** Start Extracted records **

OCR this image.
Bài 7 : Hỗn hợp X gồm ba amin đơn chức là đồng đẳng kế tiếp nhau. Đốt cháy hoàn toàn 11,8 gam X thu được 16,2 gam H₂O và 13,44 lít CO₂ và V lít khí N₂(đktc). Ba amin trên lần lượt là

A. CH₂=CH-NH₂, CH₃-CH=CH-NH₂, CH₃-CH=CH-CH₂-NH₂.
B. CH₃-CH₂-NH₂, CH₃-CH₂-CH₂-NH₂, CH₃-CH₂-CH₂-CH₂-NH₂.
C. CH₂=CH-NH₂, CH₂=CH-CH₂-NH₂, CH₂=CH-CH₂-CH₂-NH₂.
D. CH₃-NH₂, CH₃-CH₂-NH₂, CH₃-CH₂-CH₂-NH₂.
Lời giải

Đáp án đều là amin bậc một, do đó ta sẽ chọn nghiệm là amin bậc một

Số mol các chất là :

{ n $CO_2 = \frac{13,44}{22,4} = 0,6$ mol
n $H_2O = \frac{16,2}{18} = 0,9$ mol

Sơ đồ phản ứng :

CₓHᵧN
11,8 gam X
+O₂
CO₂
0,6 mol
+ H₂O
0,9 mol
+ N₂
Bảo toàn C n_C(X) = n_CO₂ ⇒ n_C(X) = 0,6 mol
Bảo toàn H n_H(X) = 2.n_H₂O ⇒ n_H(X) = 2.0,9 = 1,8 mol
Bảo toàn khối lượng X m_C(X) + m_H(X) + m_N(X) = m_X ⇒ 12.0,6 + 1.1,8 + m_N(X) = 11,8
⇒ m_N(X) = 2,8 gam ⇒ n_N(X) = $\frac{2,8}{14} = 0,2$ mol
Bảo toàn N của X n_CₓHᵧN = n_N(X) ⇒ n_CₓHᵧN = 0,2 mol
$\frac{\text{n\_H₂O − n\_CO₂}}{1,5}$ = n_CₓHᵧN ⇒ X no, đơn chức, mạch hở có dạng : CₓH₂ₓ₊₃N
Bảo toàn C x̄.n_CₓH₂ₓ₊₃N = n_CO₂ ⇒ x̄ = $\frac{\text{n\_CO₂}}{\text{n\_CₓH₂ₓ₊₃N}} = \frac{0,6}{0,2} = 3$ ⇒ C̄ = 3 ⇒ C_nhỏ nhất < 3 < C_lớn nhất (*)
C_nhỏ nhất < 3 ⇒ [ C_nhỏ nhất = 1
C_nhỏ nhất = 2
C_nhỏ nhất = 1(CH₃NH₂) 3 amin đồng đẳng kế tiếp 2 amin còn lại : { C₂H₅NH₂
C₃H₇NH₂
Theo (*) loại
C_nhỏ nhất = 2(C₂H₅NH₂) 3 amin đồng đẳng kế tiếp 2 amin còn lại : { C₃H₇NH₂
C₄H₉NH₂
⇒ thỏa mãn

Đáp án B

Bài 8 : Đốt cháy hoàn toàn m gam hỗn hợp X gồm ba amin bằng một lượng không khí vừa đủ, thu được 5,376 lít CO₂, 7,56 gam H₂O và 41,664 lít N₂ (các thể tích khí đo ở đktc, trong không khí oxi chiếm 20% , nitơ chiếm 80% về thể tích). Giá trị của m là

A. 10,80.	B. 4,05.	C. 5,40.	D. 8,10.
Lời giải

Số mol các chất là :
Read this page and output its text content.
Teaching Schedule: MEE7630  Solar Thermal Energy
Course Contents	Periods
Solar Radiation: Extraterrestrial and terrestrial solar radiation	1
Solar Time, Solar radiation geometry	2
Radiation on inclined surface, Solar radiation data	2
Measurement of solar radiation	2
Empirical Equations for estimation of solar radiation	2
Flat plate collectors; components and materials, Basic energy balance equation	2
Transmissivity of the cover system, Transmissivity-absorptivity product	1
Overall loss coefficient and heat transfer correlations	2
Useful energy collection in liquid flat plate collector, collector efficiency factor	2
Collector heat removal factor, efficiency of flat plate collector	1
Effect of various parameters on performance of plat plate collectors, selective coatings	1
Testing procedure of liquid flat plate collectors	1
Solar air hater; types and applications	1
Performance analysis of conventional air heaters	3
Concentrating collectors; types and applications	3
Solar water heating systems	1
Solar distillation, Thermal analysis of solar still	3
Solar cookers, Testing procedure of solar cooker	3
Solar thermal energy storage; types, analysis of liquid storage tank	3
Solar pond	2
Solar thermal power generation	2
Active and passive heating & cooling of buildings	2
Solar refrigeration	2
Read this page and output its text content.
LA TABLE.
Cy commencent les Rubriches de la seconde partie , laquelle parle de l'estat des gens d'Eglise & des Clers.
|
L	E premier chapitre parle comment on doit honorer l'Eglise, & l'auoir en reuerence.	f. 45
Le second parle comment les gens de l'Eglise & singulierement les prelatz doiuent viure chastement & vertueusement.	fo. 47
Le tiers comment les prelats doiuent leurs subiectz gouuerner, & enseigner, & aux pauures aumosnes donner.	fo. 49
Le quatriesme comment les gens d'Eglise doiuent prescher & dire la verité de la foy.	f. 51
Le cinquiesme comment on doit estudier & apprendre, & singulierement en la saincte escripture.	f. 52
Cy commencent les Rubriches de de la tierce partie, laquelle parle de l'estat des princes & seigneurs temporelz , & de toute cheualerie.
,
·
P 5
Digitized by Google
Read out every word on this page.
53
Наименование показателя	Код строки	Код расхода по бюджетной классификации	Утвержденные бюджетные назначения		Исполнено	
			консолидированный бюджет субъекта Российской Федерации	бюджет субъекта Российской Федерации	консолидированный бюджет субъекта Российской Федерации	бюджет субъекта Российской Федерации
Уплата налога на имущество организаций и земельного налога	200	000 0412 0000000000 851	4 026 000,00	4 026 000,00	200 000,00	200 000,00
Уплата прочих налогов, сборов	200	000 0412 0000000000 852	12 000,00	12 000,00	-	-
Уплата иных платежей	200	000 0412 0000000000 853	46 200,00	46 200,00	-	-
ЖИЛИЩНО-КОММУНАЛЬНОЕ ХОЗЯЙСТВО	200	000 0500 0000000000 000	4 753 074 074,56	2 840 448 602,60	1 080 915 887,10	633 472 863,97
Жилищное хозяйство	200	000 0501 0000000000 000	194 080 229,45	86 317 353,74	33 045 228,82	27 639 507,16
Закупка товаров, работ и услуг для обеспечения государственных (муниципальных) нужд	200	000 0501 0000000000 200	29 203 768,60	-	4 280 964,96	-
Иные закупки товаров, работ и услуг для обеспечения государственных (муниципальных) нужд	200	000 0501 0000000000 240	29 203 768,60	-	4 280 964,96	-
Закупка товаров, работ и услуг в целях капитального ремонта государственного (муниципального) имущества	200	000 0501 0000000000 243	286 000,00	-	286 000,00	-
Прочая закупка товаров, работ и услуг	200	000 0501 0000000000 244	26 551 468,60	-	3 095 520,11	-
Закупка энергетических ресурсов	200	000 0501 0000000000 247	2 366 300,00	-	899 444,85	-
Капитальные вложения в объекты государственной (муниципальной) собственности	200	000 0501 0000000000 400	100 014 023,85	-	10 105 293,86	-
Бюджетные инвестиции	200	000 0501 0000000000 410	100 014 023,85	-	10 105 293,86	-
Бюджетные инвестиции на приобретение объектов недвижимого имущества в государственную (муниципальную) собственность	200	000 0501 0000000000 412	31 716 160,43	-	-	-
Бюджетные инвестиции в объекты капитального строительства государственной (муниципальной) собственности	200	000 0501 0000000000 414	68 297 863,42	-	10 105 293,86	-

** End Extracted records **

▶ [Problem details]
Output only the lines running from the line with "Read out every word on this page." through the final line of the data, inclusive.

▶ [Answer to the exercise]
Read out every word on this page.
53
Наименование показателя	Код строки	Код расхода по бюджетной классификации	Утвержденные бюджетные назначения		Исполнено	
			консолидированный бюджет субъекта Российской Федерации	бюджет субъекта Российской Федерации	консолидированный бюджет субъекта Российской Федерации	бюджет субъекта Российской Федерации
Уплата налога на имущество организаций и земельного налога	200	000 0412 0000000000 851	4 026 000,00	4 026 000,00	200 000,00	200 000,00
Уплата прочих налогов, сборов	200	000 0412 0000000000 852	12 000,00	12 000,00	-	-
Уплата иных платежей	200	000 0412 0000000000 853	46 200,00	46 200,00	-	-
ЖИЛИЩНО-КОММУНАЛЬНОЕ ХОЗЯЙСТВО	200	000 0500 0000000000 000	4 753 074 074,56	2 840 448 602,60	1 080 915 887,10	633 472 863,97
Жилищное хозяйство	200	000 0501 0000000000 000	194 080 229,45	86 317 353,74	33 045 228,82	27 639 507,16
Закупка товаров, работ и услуг для обеспечения государственных (муниципальных) нужд	200	000 0501 0000000000 200	29 203 768,60	-	4 280 964,96	-
Иные закупки товаров, работ и услуг для обеспечения государственных (муниципальных) нужд	200	000 0501 0000000000 240	29 203 768,60	-	4 280 964,96	-
Закупка товаров, работ и услуг в целях капитального ремонта государственного (муниципального) имущества	200	000 0501 0000000000 243	286 000,00	-	286 000,00	-
Прочая закупка товаров, работ и услуг	200	000 0501 0000000000 244	26 551 468,60	-	3 095 520,11	-
Закупка энергетических ресурсов	200	000 0501 0000000000 247	2 366 300,00	-	899 444,85	-
Капитальные вложения в объекты государственной (муниципальной) собственности	200	000 0501 0000000000 400	100 014 023,85	-	10 105 293,86	-
Бюджетные инвестиции	200	000 0501 0000000000 410	100 014 023,85	-	10 105 293,86	-
Бюджетные инвестиции на приобретение объектов недвижимого имущества в государственную (муниципальную) собственность	200	000 0501 0000000000 412	31 716 160,43	-	-	-
Бюджетные инвестиции в объекты капитального строительства государственной (муниципальной) собственности	200	000 0501 0000000000 414	68 297 863,42	-	10 105 293,86	-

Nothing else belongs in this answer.